Work to complete> Give, as a bare number, the count of lines that contain the word "image".
**** Extracted entries ****
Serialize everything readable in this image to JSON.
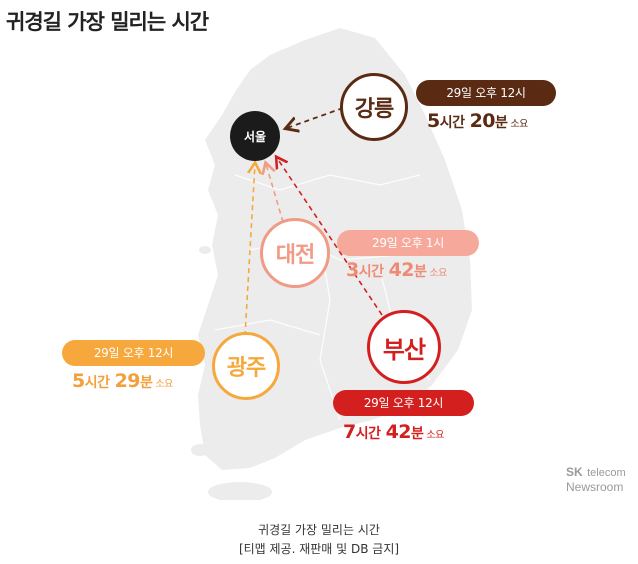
{
  "title": "귀경길 가장 밀리는 시간",
  "destination": "서울",
  "routes": [
    {
      "city": "강릉",
      "time": "29일 오후 12시",
      "hours": "5",
      "minutes": "20",
      "color": "#5a2a13"
    },
    {
      "city": "대전",
      "time": "29일 오후 1시",
      "hours": "3",
      "minutes": "42",
      "color": "#f19a85"
    },
    {
      "city": "광주",
      "time": "29일 오후 12시",
      "hours": "5",
      "minutes": "29",
      "color": "#f6a83c"
    },
    {
      "city": "부산",
      "time": "29일 오후 12시",
      "hours": "7",
      "minutes": "42",
      "color": "#d41f1f"
    }
  ],
  "units": {
    "hour": "시간",
    "minute": "분",
    "required": "소요"
  },
  "brand": {
    "sk": "SK",
    "telecom": "telecom",
    "newsroom": "Newsroom"
  },
  "caption": {
    "line1": "귀경길 가장 밀리는 시간",
    "line2": "[티맵 제공. 재판매 및 DB 금지]"
  }
}
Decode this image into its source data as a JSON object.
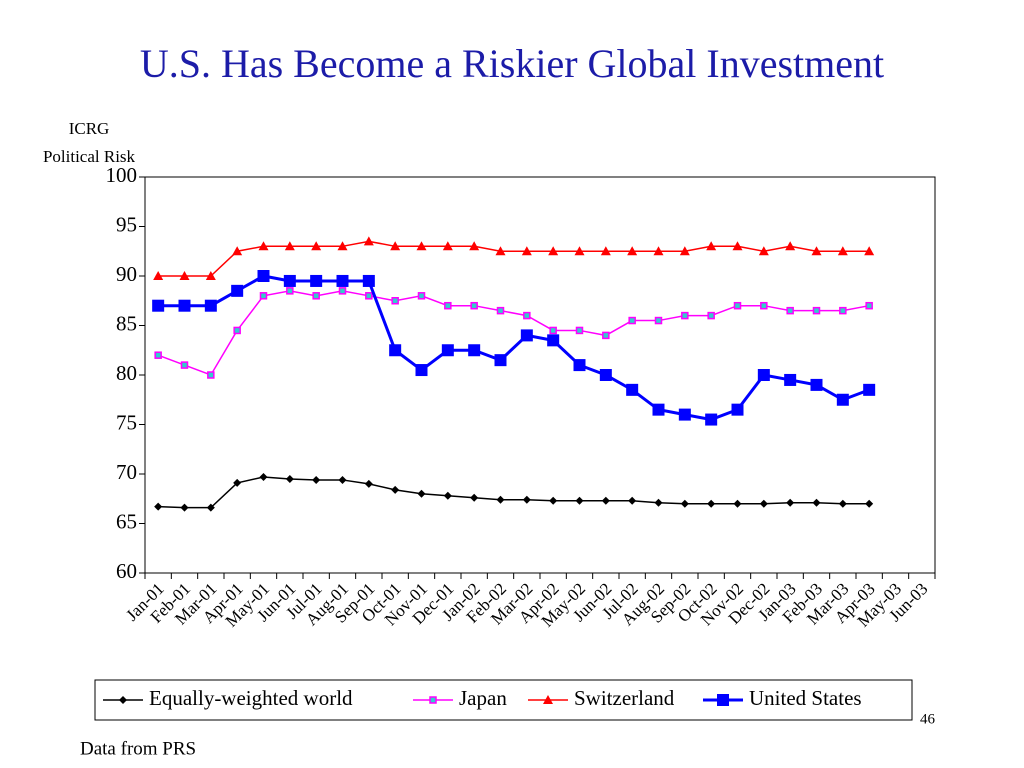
****
The completed task> 2